▸ **DATA IN THIS EXERCISE**:

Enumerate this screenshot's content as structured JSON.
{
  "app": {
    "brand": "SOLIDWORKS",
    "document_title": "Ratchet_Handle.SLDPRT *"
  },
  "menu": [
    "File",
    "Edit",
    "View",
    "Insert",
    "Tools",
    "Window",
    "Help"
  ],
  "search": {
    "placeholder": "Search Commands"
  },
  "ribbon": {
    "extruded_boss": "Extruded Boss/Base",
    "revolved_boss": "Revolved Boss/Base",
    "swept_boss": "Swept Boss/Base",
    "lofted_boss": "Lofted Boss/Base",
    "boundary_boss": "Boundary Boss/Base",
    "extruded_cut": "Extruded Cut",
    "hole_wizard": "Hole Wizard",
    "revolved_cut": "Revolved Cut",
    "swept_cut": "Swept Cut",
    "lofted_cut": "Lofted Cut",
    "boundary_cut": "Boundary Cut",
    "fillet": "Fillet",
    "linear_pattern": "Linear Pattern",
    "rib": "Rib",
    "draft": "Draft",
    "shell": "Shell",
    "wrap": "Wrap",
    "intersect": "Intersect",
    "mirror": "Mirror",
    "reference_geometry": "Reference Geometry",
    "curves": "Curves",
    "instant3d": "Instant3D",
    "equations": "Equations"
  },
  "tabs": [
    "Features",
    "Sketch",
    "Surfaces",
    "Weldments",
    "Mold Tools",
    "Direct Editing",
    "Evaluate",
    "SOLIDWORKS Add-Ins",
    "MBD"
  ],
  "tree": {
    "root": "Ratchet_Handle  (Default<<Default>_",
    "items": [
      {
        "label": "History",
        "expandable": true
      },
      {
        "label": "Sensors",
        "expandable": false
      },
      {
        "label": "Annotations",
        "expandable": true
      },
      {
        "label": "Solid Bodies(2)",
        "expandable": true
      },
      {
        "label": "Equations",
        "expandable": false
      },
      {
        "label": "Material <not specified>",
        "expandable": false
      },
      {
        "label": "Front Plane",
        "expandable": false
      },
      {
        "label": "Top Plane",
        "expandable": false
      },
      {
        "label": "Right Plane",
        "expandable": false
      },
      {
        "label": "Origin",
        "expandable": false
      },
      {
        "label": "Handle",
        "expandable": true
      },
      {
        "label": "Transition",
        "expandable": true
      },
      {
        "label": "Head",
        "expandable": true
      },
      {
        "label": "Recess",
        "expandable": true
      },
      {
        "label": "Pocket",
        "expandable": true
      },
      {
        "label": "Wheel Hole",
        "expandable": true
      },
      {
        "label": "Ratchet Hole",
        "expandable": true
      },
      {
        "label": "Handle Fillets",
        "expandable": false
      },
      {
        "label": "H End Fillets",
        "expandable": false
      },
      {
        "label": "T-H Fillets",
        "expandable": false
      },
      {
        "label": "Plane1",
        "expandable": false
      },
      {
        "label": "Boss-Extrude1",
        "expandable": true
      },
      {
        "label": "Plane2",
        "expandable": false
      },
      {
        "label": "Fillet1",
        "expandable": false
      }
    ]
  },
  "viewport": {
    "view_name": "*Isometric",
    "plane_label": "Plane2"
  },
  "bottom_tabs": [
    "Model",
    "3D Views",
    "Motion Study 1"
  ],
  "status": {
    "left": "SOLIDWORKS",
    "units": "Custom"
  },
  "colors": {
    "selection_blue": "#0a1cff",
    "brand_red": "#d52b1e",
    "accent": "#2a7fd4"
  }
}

---

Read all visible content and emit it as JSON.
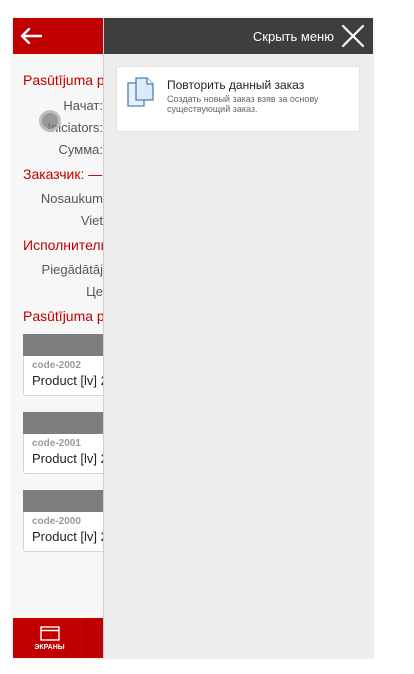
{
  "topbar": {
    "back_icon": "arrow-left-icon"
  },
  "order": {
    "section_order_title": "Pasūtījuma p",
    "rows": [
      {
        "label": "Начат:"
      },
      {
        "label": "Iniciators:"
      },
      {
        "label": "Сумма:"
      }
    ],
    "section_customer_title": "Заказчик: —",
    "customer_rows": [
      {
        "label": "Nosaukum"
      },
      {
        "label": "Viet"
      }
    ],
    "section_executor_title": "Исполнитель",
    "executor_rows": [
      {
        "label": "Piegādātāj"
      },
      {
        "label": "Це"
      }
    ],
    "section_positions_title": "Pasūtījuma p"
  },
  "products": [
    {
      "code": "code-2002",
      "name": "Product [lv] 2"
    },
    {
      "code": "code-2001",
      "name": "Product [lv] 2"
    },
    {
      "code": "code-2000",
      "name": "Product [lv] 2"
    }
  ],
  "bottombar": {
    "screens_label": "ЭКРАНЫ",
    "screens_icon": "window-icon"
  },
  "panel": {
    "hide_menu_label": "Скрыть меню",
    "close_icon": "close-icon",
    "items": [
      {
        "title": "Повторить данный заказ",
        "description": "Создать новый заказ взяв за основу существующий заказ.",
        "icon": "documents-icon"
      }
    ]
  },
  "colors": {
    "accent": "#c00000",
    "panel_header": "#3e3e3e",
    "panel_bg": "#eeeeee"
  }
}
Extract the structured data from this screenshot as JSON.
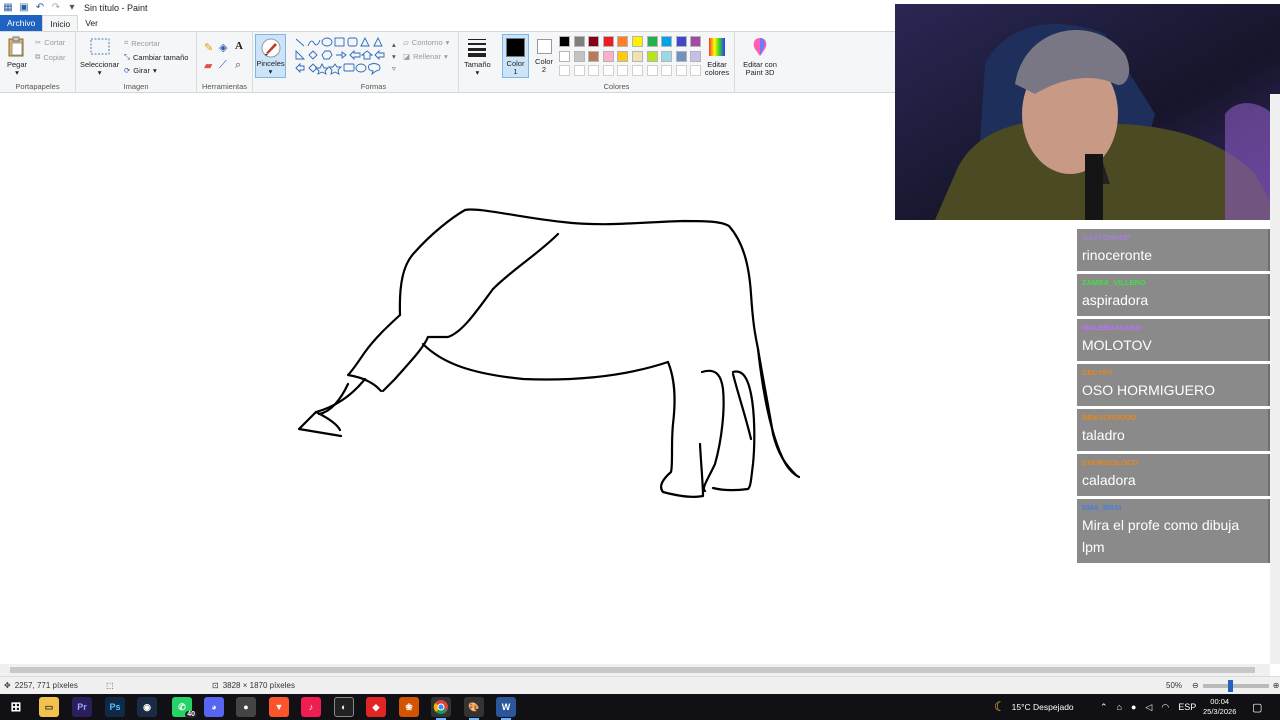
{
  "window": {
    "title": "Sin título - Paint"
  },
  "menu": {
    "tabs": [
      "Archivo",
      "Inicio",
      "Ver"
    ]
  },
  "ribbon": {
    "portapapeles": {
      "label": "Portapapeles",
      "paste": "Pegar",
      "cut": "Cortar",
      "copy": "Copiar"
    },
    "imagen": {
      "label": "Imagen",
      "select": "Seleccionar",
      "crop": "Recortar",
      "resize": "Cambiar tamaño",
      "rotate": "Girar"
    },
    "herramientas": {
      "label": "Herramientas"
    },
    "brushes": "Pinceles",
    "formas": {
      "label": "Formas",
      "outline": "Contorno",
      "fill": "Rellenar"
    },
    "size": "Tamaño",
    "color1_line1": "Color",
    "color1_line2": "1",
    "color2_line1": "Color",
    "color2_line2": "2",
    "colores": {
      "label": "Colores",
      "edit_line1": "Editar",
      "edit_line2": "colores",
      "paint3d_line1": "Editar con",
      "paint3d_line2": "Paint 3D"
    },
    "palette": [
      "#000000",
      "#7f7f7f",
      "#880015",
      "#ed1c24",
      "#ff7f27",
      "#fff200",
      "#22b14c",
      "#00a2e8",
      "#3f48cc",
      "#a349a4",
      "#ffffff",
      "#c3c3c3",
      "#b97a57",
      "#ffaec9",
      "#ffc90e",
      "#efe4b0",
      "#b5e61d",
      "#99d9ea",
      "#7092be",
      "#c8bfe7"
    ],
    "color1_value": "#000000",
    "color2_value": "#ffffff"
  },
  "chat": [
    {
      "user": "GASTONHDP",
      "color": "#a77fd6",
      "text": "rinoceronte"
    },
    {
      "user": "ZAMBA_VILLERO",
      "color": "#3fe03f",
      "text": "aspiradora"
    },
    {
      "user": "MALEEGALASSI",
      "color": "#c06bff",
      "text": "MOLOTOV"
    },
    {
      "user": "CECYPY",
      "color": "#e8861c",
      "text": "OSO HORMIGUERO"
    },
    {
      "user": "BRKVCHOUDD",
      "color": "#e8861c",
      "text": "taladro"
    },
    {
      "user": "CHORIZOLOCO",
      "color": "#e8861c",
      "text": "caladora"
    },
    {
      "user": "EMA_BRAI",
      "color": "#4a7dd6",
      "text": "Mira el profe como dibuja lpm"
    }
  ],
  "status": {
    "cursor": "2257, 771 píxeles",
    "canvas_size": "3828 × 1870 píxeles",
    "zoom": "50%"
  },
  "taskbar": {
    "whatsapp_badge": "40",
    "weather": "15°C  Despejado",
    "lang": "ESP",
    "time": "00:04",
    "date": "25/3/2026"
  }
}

▸ **TASK DESCRIPTION**: Look through the data above. Copy every line with the string "content" in it.

▸ **THE OUTPUT**:
Enumerate this screenshot's content as structured JSON.
Read all visible content and emit it as JSON.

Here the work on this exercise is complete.